**EXTRACT**
═══

Part of living out loud – my intention for writing this blog – is the reality that my parents read this.  Almost all upside and while I was about to say, “there is some downside” – strike that from the record.  There isn’t downside because one of the gifts my parents gave me is courage.  I’m not seeking my parent’s approval of what I write; rather, I simply want to share.  In sharing I look for more and deeper ways to connect with them and everyone else.

While I’ve never been shy about communicating with mom and dad about my ideas and feelings, writing this blog communicates to them in a new way.  It’s one-way.  I’m telling and saying.  They (mom and dad), and the readers, read.  It’s very different than having a discussion.  I’m not saying, “Hey mom, I’m a restless soul and I wish I’d stop hunting for chocolate ice cream.  What do you think about this?”  “Dad, what do you think about the fact that I live in the Mexican ghetto?   Aren’t you psyched about that?”

My blog has a comment field and when (more like if) I get a comment I feel like it’s Christmas morning and I’m 7 years old – tickled with excitement.  A comment means someone actually read what I wrote – or at least skimmed it.  Or, fuck, maybe didn’t read or skim, but commented.

The adorable and so-parent-like behavior of mom and dad is to send me emails with their thoughts about my blog.

═══

Box coordinate listings:
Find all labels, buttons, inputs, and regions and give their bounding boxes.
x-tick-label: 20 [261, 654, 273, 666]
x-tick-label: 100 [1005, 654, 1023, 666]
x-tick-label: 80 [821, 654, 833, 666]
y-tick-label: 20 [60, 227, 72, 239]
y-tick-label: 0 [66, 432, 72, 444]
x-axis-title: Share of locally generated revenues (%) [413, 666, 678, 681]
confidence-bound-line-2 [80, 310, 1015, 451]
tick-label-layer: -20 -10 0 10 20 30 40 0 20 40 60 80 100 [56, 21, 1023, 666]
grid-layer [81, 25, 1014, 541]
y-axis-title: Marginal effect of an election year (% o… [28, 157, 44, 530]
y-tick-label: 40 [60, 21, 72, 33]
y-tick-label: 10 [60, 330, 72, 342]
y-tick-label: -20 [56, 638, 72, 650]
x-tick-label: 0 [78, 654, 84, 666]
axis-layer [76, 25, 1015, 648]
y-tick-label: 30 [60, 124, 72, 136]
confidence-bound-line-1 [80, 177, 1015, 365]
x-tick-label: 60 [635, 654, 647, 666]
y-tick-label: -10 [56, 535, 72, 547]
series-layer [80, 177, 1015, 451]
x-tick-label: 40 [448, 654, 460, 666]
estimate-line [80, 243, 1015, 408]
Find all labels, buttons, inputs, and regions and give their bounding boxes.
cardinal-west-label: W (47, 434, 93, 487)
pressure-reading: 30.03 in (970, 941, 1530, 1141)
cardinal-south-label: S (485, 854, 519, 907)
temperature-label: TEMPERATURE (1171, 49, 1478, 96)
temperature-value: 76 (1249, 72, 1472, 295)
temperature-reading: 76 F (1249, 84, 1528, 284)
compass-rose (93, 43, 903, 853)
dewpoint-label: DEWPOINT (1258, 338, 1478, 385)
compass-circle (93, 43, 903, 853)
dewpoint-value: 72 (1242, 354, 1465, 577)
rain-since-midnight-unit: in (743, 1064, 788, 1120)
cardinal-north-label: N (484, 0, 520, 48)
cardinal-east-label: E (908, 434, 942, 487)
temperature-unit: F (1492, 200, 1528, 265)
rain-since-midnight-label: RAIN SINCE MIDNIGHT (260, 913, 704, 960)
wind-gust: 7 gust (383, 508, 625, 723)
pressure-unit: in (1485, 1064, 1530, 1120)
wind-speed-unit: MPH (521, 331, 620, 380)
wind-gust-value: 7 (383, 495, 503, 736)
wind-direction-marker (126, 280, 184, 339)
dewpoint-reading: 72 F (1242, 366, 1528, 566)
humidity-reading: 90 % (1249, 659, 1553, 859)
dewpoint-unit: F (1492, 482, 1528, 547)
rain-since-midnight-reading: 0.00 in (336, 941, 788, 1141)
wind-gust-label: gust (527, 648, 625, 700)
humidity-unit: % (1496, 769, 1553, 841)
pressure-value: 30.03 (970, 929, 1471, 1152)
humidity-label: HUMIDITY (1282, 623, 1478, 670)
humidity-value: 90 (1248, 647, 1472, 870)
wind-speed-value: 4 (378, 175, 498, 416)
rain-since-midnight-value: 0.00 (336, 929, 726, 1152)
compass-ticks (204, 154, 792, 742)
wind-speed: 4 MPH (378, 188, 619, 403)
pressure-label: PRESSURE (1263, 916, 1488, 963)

═══

**SET TASK A**
Switch "chocolate ice cream" to "strawberry gelato" and give the blog post again from "While I’ve never" up to and including "skim, but commented.".
**SET TASK B**
List every question that the blog post puts inside quotation marks.
**SET TASK C**
Turn the paragraph of the blog post beginning "While I've never been shy" into a short bulleted list that keeps its main points.
These entries were taken from a separate source and are unrelated to the blog post.

**TASK RESPONSE A**
While I’ve never been shy about communicating with mom and dad about my ideas and feelings, writing this blog communicates to them in a new way.  It’s one-way.  I’m telling and saying.  They (mom and dad), and the readers, read.  It’s very different than having a discussion.  I’m not saying, “Hey mom, I’m a restless soul and I wish I’d stop hunting for strawberry gelato.  What do you think about this?”  “Dad, what do you think about the fact that I live in the Mexican ghetto?   Aren’t you psyched about that?”

My blog has a comment field and when (more like if) I get a comment I feel like it’s Christmas morning and I’m 7 years old – tickled with excitement.  A comment means someone actually read what I wrote – or at least skimmed it.  Or, fuck, maybe didn’t read or skim, but commented.

**TASK RESPONSE B**
- "What do you think about this?"
- "Dad, what do you think about the fact that I live in the Mexican ghetto?"
- "Aren't you psyched about that?"

**TASK RESPONSE C**
- The writer has always talked openly with mom and dad about ideas and feelings.
- The blog is a new way of communicating with them.
- It is one-way: the writer tells, and mom, dad and other readers read.
- This is very different from a discussion where the writer would ask them questions, such as what they think of the writer's restlessness or of living in the Mexican ghetto.